Task brief:
Repeat the records below exactly as they appear.

Stored data entries:
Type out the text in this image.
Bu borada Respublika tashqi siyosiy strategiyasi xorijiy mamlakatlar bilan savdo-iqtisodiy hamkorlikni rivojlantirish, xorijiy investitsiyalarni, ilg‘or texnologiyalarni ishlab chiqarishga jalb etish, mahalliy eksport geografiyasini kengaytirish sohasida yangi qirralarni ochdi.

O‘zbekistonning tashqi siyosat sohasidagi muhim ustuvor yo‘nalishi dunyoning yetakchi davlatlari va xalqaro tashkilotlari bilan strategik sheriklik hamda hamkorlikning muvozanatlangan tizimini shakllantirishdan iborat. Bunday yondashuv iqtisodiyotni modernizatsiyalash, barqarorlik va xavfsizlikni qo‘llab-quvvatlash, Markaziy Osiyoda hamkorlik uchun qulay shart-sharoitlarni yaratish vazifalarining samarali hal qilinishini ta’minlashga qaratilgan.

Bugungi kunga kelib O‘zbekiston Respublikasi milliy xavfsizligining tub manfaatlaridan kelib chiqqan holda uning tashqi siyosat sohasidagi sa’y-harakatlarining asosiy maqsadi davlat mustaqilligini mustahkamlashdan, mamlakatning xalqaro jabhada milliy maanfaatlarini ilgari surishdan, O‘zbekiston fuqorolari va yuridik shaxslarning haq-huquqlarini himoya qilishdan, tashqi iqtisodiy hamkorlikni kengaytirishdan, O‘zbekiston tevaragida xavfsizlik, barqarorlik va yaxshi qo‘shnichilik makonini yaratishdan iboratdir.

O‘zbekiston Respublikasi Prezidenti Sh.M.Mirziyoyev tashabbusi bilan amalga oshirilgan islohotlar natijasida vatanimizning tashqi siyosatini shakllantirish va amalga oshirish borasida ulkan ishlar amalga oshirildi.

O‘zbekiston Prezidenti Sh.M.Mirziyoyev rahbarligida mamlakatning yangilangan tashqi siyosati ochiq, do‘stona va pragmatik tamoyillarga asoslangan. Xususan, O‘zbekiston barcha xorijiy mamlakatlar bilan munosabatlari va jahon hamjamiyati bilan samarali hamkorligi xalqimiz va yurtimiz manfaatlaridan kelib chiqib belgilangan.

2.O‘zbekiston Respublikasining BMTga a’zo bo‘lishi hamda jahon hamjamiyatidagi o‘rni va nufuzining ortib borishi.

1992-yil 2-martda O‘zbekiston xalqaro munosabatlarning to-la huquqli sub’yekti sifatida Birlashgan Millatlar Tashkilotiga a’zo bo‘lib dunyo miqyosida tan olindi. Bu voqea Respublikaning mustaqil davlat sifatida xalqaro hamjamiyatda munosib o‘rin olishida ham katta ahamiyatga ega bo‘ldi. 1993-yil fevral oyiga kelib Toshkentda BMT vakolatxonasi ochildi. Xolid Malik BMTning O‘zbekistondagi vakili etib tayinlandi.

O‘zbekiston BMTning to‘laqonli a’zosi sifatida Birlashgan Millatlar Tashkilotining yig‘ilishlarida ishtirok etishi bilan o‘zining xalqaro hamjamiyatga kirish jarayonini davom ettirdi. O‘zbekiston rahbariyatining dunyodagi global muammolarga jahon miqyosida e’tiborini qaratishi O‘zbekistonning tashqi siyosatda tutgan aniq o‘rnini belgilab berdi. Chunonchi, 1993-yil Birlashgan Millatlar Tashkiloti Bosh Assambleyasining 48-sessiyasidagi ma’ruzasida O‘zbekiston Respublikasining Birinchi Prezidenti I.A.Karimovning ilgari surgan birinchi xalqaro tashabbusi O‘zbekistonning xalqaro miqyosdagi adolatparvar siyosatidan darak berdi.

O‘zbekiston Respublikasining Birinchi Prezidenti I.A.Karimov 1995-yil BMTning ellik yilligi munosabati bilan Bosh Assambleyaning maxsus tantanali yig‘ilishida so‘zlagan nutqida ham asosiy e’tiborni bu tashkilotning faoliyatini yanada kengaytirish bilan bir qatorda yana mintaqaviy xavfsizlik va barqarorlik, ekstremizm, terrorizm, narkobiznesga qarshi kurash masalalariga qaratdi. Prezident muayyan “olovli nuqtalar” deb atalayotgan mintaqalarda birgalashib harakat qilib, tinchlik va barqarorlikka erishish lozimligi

Answer to the exercise:
Type out the text in this image.
Bu borada Respublika tashqi siyosiy strategiyasi xorijiy mamlakatlar bilan savdo-iqtisodiy hamkorlikni rivojlantirish, xorijiy investitsiyalarni, ilg‘or texnologiyalarni ishlab chiqarishga jalb etish, mahalliy eksport geografiyasini kengaytirish sohasida yangi qirralarni ochdi.

O‘zbekistonning tashqi siyosat sohasidagi muhim ustuvor yo‘nalishi dunyoning yetakchi davlatlari va xalqaro tashkilotlari bilan strategik sheriklik hamda hamkorlikning muvozanatlangan tizimini shakllantirishdan iborat. Bunday yondashuv iqtisodiyotni modernizatsiyalash, barqarorlik va xavfsizlikni qo‘llab-quvvatlash, Markaziy Osiyoda hamkorlik uchun qulay shart-sharoitlarni yaratish vazifalarining samarali hal qilinishini ta’minlashga qaratilgan.

Bugungi kunga kelib O‘zbekiston Respublikasi milliy xavfsizligining tub manfaatlaridan kelib chiqqan holda uning tashqi siyosat sohasidagi sa’y-harakatlarining asosiy maqsadi davlat mustaqilligini mustahkamlashdan, mamlakatning xalqaro jabhada milliy maanfaatlarini ilgari surishdan, O‘zbekiston fuqorolari va yuridik shaxslarning haq-huquqlarini himoya qilishdan, tashqi iqtisodiy hamkorlikni kengaytirishdan, O‘zbekiston tevaragida xavfsizlik, barqarorlik va yaxshi qo‘shnichilik makonini yaratishdan iboratdir.

O‘zbekiston Respublikasi Prezidenti Sh.M.Mirziyoyev tashabbusi bilan amalga oshirilgan islohotlar natijasida vatanimizning tashqi siyosatini shakllantirish va amalga oshirish borasida ulkan ishlar amalga oshirildi.

O‘zbekiston Prezidenti Sh.M.Mirziyoyev rahbarligida mamlakatning yangilangan tashqi siyosati ochiq, do‘stona va pragmatik tamoyillarga asoslangan. Xususan, O‘zbekiston barcha xorijiy mamlakatlar bilan munosabatlari va jahon hamjamiyati bilan samarali hamkorligi xalqimiz va yurtimiz manfaatlaridan kelib chiqib belgilangan.

2.O‘zbekiston Respublikasining BMTga a’zo bo‘lishi hamda jahon hamjamiyatidagi o‘rni va nufuzining ortib borishi.

1992-yil 2-martda O‘zbekiston xalqaro munosabatlarning to-la huquqli sub’yekti sifatida Birlashgan Millatlar Tashkilotiga a’zo bo‘lib dunyo miqyosida tan olindi. Bu voqea Respublikaning mustaqil davlat sifatida xalqaro hamjamiyatda munosib o‘rin olishida ham katta ahamiyatga ega bo‘ldi. 1993-yil fevral oyiga kelib Toshkentda BMT vakolatxonasi ochildi. Xolid Malik BMTning O‘zbekistondagi vakili etib tayinlandi.

O‘zbekiston BMTning to‘laqonli a’zosi sifatida Birlashgan Millatlar Tashkilotining yig‘ilishlarida ishtirok etishi bilan o‘zining xalqaro hamjamiyatga kirish jarayonini davom ettirdi. O‘zbekiston rahbariyatining dunyodagi global muammolarga jahon miqyosida e’tiborini qaratishi O‘zbekistonning tashqi siyosatda tutgan aniq o‘rnini belgilab berdi. Chunonchi, 1993-yil Birlashgan Millatlar Tashkiloti Bosh Assambleyasining 48-sessiyasidagi ma’ruzasida O‘zbekiston Respublikasining Birinchi Prezidenti I.A.Karimovning ilgari surgan birinchi xalqaro tashabbusi O‘zbekistonning xalqaro miqyosdagi adolatparvar siyosatidan darak berdi.

O‘zbekiston Respublikasining Birinchi Prezidenti I.A.Karimov 1995-yil BMTning ellik yilligi munosabati bilan Bosh Assambleyaning maxsus tantanali yig‘ilishida so‘zlagan nutqida ham asosiy e’tiborni bu tashkilotning faoliyatini yanada kengaytirish bilan bir qatorda yana mintaqaviy xavfsizlik va barqarorlik, ekstremizm, terrorizm, narkobiznesga qarshi kurash masalalariga qaratdi. Prezident muayyan “olovli nuqtalar” deb atalayotgan mintaqalarda birgalashib harakat qilib, tinchlik va barqarorlikka erishish lozimligi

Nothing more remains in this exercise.